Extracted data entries
_____

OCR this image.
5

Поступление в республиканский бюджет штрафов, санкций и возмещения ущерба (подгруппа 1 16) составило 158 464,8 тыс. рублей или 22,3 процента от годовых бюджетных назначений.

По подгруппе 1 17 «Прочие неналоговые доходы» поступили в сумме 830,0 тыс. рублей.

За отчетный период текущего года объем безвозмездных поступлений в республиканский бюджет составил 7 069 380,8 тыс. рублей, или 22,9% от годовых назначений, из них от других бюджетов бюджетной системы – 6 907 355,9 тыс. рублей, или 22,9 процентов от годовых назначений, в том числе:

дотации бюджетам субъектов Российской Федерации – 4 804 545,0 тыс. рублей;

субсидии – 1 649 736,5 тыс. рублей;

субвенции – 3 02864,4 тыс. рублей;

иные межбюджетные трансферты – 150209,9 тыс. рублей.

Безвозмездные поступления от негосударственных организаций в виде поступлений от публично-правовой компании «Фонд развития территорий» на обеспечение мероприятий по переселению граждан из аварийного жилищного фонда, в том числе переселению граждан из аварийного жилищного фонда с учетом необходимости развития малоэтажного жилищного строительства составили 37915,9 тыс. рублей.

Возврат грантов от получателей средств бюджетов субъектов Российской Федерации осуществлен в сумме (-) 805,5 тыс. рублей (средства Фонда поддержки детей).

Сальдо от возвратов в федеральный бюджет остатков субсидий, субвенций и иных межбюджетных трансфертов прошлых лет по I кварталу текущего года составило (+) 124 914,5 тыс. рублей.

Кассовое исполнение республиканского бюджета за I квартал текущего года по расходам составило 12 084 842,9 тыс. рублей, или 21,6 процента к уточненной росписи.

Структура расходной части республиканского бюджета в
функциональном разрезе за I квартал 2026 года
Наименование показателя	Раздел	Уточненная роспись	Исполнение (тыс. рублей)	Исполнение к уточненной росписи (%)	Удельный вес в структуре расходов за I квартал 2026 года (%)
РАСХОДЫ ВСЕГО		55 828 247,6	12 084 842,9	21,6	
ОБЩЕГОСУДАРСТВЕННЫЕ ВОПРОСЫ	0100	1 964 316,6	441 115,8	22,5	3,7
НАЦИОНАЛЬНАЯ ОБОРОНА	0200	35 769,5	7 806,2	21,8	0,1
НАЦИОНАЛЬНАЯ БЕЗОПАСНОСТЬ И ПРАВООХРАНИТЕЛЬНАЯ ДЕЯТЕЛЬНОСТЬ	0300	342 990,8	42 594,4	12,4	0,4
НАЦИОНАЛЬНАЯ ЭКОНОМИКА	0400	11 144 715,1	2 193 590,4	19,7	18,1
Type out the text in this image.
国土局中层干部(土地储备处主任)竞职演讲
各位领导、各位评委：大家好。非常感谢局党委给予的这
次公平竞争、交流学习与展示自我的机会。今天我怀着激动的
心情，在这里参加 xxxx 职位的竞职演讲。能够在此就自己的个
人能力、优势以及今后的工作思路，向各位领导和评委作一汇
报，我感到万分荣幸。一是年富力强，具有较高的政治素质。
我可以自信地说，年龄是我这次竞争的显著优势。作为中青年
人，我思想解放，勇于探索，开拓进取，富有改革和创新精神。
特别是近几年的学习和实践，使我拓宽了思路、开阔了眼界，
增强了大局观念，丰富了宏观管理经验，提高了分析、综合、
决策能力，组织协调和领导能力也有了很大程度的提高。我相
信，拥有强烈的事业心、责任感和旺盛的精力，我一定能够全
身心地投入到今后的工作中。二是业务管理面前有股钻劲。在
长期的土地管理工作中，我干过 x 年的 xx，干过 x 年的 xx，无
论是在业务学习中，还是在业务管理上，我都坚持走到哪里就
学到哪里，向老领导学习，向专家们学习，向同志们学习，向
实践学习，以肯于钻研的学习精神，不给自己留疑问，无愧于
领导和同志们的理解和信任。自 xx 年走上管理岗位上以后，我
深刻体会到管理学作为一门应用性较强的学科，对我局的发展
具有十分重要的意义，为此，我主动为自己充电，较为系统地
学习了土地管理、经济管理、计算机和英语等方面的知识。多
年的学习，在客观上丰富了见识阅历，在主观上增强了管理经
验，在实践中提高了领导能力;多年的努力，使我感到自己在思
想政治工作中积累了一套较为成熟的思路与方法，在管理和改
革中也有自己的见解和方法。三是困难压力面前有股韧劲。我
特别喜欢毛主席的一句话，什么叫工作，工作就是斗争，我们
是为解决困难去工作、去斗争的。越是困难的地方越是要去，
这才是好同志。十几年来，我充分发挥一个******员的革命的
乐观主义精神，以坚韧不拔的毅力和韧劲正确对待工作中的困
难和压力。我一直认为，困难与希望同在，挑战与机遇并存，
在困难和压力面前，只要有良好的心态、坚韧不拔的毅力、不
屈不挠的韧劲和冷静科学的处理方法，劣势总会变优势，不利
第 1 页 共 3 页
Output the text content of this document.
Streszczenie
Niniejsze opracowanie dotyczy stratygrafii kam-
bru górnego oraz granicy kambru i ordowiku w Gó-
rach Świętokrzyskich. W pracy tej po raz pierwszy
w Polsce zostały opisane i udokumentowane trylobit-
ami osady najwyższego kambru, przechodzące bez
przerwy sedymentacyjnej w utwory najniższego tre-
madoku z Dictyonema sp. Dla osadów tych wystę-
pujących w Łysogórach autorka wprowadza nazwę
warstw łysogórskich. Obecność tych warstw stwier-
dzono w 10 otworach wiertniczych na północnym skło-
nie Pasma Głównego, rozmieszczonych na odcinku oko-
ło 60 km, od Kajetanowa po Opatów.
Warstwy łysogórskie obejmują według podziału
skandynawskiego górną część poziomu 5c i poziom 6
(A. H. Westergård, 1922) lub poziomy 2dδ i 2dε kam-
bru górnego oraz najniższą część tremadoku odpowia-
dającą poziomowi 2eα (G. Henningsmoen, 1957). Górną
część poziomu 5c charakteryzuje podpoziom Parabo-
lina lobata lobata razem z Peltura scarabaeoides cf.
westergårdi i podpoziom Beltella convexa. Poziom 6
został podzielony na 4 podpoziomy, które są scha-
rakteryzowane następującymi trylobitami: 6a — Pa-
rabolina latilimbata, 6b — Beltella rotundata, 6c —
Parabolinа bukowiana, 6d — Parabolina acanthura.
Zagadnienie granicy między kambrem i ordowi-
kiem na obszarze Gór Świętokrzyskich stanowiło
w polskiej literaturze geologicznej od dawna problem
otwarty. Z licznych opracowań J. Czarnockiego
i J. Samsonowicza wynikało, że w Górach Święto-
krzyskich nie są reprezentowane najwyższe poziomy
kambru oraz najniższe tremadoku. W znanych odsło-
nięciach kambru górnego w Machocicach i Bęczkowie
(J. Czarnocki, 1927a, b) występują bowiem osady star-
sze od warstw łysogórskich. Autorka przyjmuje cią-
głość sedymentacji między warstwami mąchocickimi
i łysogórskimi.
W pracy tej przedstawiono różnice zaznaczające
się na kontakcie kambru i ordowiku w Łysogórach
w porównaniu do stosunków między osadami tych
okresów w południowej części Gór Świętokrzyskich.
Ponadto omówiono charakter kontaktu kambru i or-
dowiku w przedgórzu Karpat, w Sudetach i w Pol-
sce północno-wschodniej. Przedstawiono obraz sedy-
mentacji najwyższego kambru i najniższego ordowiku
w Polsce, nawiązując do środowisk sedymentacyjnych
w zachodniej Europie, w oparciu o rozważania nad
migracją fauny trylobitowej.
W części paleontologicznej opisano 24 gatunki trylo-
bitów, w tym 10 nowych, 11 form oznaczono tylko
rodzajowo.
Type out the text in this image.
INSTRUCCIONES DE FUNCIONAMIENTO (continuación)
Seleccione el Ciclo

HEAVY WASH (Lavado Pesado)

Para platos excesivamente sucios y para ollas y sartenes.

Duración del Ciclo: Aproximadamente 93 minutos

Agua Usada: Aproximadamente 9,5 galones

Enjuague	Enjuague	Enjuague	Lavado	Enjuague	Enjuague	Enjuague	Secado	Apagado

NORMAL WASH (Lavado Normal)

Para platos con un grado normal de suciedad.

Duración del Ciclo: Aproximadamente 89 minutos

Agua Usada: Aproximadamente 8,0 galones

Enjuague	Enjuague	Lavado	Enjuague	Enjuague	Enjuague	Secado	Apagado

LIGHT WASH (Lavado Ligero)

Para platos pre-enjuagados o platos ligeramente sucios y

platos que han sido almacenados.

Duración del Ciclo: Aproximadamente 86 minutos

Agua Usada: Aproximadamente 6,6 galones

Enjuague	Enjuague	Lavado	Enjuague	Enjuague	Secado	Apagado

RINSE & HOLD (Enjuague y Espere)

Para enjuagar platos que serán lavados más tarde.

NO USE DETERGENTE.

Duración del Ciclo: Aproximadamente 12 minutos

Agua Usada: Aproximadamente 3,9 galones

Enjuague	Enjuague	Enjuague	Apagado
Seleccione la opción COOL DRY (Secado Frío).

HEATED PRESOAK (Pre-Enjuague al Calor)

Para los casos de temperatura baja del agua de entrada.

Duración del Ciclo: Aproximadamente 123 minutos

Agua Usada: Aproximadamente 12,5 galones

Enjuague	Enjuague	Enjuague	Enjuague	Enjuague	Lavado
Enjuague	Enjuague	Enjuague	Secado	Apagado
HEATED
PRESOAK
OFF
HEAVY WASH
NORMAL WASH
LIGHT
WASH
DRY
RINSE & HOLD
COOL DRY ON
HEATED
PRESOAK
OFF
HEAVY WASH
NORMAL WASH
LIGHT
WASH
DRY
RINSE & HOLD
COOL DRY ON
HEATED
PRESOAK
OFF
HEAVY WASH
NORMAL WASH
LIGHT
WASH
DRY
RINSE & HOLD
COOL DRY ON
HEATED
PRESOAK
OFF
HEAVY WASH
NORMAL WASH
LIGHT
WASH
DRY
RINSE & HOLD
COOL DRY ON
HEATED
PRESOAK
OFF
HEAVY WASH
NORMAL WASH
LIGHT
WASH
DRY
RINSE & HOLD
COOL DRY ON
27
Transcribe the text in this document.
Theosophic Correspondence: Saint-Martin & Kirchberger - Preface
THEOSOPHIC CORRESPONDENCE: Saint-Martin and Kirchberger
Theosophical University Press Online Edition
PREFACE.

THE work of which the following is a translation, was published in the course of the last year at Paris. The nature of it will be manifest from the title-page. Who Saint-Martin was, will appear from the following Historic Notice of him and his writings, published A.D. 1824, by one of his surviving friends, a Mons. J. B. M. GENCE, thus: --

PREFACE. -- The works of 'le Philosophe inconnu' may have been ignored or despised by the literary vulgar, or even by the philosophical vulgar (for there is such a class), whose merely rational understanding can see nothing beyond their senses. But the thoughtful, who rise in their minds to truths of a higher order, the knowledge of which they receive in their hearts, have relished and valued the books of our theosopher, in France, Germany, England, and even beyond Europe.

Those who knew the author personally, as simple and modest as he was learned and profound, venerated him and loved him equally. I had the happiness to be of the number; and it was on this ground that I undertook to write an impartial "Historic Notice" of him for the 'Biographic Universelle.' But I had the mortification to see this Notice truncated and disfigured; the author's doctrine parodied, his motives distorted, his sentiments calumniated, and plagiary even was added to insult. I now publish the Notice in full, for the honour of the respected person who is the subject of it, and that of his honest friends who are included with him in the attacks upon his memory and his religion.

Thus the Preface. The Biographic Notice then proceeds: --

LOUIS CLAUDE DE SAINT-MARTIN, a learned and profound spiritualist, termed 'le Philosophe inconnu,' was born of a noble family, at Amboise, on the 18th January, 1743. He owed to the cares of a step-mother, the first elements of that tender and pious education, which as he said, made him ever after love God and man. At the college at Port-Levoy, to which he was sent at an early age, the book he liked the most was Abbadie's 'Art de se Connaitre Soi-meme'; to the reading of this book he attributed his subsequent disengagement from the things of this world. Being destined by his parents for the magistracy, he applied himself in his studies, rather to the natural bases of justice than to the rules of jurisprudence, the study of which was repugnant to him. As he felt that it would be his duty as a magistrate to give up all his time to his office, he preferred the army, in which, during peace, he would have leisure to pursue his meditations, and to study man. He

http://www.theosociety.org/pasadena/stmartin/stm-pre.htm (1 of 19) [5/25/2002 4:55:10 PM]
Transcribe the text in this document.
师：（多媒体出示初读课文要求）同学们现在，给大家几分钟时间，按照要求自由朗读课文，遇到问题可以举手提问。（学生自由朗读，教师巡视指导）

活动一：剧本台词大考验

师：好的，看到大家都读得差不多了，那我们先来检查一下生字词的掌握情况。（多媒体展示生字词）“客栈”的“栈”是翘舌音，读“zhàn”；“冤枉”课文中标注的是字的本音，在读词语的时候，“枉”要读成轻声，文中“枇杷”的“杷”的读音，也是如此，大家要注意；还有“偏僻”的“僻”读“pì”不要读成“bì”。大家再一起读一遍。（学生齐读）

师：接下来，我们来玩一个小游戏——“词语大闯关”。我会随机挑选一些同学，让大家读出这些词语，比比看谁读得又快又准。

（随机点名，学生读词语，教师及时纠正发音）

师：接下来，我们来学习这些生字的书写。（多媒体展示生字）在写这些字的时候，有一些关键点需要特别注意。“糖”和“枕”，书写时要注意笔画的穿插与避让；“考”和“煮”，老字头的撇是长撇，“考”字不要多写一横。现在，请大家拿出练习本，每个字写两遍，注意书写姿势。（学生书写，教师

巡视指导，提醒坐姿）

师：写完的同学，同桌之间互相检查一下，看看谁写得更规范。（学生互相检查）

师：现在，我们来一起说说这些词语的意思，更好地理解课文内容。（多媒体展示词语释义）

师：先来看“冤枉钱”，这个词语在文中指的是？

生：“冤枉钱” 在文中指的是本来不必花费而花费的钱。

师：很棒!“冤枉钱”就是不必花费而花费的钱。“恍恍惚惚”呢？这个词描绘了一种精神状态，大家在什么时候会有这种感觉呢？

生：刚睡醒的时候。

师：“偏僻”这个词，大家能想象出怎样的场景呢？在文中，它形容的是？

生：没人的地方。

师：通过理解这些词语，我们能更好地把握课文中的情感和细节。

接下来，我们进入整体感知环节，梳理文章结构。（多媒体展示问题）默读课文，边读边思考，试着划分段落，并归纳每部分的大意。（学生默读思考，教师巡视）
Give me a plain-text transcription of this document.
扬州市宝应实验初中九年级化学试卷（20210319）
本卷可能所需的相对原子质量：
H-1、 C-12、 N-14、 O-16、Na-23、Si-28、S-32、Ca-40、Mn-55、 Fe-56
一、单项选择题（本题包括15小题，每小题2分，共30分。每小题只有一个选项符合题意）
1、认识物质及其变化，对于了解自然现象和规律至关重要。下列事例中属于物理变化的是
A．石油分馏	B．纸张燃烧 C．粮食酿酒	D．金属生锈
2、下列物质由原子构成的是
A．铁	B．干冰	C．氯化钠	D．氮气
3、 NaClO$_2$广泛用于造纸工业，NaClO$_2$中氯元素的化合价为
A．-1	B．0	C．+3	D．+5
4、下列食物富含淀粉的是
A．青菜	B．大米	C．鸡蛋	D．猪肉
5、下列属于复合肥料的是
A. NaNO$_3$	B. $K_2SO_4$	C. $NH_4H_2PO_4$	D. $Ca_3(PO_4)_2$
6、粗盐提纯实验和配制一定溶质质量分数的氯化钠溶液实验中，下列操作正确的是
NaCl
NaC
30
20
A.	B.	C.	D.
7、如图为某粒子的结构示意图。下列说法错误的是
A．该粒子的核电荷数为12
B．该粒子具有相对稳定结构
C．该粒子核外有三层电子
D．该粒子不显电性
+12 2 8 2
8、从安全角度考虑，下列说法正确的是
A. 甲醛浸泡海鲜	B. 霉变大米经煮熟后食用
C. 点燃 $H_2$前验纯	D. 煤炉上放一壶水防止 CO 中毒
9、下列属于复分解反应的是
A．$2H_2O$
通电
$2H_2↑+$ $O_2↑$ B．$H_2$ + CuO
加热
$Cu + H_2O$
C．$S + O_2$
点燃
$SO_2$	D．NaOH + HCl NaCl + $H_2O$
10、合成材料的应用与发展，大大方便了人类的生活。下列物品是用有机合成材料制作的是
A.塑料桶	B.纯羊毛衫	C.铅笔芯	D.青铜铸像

_____

:: Task prompt ::
Find how many lines in the listing contain the word "годовых" and give that count alone.

:: The response ::
2